# GOAL
Copy out each line of the data that holds the word "является".

+++ SUPPLIED ENTRIES +++

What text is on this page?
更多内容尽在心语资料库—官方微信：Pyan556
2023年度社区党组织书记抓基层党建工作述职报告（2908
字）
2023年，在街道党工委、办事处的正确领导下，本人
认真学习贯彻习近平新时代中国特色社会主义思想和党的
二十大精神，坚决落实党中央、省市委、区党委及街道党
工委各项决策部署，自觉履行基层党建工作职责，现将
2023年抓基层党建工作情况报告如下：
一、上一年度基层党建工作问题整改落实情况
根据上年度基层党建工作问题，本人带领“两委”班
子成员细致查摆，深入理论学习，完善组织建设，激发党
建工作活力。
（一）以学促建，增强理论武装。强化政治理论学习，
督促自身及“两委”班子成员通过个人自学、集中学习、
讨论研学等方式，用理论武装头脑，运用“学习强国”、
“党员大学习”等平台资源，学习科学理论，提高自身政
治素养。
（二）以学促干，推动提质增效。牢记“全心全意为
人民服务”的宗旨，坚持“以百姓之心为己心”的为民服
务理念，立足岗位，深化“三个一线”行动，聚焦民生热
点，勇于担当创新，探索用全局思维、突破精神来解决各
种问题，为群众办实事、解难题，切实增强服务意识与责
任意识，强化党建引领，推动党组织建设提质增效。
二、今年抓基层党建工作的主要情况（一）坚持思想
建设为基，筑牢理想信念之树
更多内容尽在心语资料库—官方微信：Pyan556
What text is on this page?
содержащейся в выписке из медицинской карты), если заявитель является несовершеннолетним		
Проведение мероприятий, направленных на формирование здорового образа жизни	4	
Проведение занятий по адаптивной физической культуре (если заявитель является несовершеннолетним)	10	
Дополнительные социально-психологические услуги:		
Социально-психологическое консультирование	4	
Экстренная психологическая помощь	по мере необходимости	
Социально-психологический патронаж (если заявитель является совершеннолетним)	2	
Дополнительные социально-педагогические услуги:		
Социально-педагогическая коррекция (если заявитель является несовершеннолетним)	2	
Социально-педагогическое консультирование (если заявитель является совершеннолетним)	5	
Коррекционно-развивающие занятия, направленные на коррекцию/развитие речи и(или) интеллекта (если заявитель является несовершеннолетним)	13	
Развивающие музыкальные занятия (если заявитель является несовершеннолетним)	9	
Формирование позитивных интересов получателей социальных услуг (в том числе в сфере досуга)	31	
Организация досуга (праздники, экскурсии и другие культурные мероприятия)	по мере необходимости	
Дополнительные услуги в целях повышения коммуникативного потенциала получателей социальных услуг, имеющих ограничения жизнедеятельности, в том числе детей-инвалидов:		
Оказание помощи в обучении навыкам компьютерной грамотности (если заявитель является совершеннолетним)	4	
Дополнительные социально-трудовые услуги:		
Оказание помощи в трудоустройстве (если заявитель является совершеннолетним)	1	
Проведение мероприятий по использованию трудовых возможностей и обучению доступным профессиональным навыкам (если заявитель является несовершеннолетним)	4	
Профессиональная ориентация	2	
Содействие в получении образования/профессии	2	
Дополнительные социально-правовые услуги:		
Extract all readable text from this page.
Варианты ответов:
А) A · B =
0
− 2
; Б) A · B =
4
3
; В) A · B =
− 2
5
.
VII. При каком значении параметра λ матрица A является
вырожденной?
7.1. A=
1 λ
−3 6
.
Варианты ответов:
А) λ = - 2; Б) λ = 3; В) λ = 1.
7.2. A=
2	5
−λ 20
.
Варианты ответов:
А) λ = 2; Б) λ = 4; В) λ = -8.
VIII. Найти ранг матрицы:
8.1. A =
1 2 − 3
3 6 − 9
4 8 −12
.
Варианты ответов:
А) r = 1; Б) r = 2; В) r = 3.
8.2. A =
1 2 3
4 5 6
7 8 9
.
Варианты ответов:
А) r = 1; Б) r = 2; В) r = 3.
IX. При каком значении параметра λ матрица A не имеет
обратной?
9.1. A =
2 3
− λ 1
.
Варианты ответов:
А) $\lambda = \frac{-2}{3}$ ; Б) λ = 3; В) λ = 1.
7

+++

# WRITTEN SOLUTION
содержащейся в выписке из медицинской карты), если заявитель является несовершеннолетним		
Проведение занятий по адаптивной физической культуре (если заявитель является несовершеннолетним)	10	
Социально-психологический патронаж (если заявитель является совершеннолетним)	2	
Социально-педагогическая коррекция (если заявитель является несовершеннолетним)	2	
Социально-педагогическое консультирование (если заявитель является совершеннолетним)	5	
Коррекционно-развивающие занятия, направленные на коррекцию/развитие речи и(или) интеллекта (если заявитель является несовершеннолетним)	13	
Развивающие музыкальные занятия (если заявитель является несовершеннолетним)	9	
Оказание помощи в обучении навыкам компьютерной грамотности (если заявитель является совершеннолетним)	4	
Оказание помощи в трудоустройстве (если заявитель является совершеннолетним)	1	
Проведение мероприятий по использованию трудовых возможностей и обучению доступным профессиональным навыкам (если заявитель является несовершеннолетним)	4	
VII. При каком значении параметра λ матрица A является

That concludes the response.